Data entries for graphics:
^^^^

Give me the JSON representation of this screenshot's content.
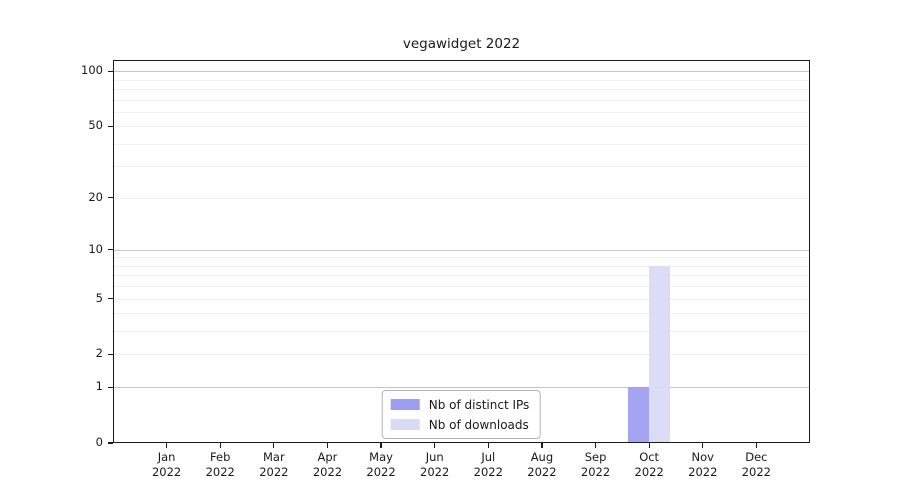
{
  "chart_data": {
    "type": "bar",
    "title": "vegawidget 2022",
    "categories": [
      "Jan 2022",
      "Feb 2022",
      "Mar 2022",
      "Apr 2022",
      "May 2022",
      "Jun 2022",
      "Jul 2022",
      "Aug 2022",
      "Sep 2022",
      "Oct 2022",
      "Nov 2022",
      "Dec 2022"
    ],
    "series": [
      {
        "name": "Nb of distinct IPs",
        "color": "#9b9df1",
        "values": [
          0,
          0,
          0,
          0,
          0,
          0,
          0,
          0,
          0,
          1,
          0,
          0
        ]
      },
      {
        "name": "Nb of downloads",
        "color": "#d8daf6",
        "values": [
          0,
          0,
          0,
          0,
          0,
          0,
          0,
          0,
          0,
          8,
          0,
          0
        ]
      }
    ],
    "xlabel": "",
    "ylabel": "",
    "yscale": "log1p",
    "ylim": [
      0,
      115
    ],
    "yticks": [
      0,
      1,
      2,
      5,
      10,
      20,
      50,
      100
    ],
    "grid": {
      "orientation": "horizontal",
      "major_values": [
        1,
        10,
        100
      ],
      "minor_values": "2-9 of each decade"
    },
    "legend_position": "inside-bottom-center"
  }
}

^^^^

From the data above, write out everything exactly except the pictures.

Give me the JSON representation of this screenshot's content.
{
  "chart_data": {
    "type": "bar",
    "title": "vegawidget 2022",
    "categories": [
      "Jan 2022",
      "Feb 2022",
      "Mar 2022",
      "Apr 2022",
      "May 2022",
      "Jun 2022",
      "Jul 2022",
      "Aug 2022",
      "Sep 2022",
      "Oct 2022",
      "Nov 2022",
      "Dec 2022"
    ],
    "series": [
      {
        "name": "Nb of distinct IPs",
        "color": "#9b9df1",
        "values": [
          0,
          0,
          0,
          0,
          0,
          0,
          0,
          0,
          0,
          1,
          0,
          0
        ]
      },
      {
        "name": "Nb of downloads",
        "color": "#d8daf6",
        "values": [
          0,
          0,
          0,
          0,
          0,
          0,
          0,
          0,
          0,
          8,
          0,
          0
        ]
      }
    ],
    "xlabel": "",
    "ylabel": "",
    "yscale": "log1p",
    "ylim": [
      0,
      115
    ],
    "yticks": [
      0,
      1,
      2,
      5,
      10,
      20,
      50,
      100
    ],
    "grid": {
      "orientation": "horizontal",
      "major_values": [
        1,
        10,
        100
      ],
      "minor_values": "2-9 of each decade"
    },
    "legend_position": "inside-bottom-center"
  }
}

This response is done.